(begin)

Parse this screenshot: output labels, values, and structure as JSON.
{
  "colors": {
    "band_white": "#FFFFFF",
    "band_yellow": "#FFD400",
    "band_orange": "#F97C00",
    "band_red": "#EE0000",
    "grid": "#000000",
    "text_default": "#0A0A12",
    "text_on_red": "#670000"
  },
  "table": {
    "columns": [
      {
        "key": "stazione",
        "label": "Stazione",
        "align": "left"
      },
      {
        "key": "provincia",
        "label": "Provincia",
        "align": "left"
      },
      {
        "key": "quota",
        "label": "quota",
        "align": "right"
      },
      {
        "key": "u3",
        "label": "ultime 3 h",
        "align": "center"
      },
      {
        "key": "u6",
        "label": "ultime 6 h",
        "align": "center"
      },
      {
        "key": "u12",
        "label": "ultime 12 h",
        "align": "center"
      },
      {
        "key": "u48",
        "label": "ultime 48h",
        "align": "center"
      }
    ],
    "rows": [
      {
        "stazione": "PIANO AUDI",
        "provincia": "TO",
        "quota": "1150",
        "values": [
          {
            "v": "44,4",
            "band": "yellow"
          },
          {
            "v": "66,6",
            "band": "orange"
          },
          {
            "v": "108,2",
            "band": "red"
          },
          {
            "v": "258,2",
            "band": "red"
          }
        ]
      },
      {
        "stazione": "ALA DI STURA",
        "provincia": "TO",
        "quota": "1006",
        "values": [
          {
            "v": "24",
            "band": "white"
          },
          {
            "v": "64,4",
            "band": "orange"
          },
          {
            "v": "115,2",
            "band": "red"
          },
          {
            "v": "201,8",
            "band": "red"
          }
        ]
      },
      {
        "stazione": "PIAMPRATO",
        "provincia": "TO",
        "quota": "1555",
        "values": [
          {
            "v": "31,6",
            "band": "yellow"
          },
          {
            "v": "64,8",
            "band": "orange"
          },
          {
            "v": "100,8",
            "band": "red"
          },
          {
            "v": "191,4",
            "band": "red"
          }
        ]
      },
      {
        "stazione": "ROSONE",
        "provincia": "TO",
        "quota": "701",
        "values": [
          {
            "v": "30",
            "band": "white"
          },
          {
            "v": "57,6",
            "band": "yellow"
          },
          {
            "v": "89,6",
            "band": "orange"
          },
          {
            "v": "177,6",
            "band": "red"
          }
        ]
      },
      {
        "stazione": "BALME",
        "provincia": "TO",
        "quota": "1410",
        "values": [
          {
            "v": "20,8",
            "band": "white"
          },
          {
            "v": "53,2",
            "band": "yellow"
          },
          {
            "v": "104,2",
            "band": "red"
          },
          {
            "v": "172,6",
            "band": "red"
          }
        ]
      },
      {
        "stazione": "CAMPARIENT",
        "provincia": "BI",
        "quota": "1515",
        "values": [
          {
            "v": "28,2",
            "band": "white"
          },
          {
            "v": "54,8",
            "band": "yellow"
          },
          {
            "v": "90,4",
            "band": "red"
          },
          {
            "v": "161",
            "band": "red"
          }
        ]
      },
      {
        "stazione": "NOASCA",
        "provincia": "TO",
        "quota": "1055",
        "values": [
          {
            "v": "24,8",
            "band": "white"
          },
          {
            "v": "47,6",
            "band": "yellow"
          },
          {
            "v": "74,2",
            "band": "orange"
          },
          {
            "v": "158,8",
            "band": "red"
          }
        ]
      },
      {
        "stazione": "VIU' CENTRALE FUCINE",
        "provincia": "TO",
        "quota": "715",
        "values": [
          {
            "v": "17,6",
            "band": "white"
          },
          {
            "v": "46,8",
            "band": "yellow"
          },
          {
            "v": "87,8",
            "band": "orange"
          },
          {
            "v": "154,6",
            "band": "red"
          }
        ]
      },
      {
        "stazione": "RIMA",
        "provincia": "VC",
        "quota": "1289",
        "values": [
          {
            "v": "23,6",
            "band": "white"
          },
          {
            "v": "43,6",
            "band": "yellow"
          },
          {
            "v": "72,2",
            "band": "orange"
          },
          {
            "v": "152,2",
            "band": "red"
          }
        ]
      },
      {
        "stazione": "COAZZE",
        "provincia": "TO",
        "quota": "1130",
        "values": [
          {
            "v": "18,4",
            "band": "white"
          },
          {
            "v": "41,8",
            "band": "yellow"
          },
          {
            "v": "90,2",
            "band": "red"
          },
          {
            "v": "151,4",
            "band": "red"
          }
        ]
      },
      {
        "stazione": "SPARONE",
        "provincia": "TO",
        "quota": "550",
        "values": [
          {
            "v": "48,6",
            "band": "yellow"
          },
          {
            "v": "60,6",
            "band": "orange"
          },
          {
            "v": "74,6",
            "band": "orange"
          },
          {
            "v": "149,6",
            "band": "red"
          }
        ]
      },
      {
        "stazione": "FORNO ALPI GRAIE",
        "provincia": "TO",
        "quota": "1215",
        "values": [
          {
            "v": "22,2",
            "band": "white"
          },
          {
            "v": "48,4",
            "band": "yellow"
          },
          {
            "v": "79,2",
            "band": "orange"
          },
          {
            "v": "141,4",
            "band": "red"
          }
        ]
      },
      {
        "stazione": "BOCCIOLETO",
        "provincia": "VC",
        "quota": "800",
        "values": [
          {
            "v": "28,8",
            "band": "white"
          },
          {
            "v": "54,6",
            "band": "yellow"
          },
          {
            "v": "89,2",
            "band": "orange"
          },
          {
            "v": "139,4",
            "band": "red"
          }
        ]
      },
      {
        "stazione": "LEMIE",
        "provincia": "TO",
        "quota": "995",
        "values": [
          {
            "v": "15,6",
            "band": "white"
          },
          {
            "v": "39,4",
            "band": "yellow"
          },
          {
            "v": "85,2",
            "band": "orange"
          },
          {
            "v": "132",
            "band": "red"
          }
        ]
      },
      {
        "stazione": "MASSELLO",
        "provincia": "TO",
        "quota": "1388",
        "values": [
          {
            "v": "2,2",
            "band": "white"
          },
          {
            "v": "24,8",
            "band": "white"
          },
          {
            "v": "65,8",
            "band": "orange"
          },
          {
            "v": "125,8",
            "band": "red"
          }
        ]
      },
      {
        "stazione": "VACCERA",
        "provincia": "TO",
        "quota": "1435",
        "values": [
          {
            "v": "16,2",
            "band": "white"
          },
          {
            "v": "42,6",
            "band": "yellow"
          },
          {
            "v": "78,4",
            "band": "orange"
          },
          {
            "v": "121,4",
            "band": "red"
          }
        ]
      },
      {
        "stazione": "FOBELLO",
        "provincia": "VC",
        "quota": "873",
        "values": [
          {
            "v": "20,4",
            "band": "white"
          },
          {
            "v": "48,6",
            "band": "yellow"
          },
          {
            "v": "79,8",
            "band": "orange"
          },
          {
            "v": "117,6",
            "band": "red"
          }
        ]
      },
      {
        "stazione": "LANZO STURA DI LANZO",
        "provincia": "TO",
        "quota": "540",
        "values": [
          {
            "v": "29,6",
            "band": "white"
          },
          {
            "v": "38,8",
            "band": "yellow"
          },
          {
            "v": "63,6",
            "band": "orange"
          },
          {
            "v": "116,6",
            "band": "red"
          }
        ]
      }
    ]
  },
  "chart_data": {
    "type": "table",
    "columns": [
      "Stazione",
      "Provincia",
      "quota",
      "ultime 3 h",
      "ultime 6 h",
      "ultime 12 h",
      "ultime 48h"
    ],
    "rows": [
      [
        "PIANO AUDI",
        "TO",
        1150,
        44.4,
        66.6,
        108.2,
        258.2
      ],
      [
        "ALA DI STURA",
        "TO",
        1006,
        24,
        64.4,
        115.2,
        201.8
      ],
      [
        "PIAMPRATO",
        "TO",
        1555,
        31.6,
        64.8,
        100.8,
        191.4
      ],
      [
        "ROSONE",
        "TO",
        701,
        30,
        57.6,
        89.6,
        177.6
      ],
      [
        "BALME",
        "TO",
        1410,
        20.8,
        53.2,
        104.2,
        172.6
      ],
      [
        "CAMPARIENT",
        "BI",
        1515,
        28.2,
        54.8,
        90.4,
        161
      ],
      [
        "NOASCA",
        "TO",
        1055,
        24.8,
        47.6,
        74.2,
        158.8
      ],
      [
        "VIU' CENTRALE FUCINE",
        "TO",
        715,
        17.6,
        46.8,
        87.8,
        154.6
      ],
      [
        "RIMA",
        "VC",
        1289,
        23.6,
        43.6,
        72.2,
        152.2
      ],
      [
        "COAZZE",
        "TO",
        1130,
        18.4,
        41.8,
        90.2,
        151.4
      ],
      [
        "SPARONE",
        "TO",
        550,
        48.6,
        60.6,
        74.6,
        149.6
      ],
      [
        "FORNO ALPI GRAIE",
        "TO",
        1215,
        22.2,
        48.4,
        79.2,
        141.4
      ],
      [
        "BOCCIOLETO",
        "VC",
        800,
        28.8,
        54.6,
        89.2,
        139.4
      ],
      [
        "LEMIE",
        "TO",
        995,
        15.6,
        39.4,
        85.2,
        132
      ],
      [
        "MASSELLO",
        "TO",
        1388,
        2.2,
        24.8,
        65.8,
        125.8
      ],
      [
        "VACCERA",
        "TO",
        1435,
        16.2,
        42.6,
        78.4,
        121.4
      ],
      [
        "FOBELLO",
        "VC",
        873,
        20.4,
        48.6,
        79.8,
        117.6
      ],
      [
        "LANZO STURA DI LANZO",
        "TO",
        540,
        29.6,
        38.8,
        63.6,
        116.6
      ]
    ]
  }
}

(end)

=== Description of the task ===
Using the entries above, tally how many lines have the word "STURA" in them; write the number and nothing more.

=== Answer to the task ===
4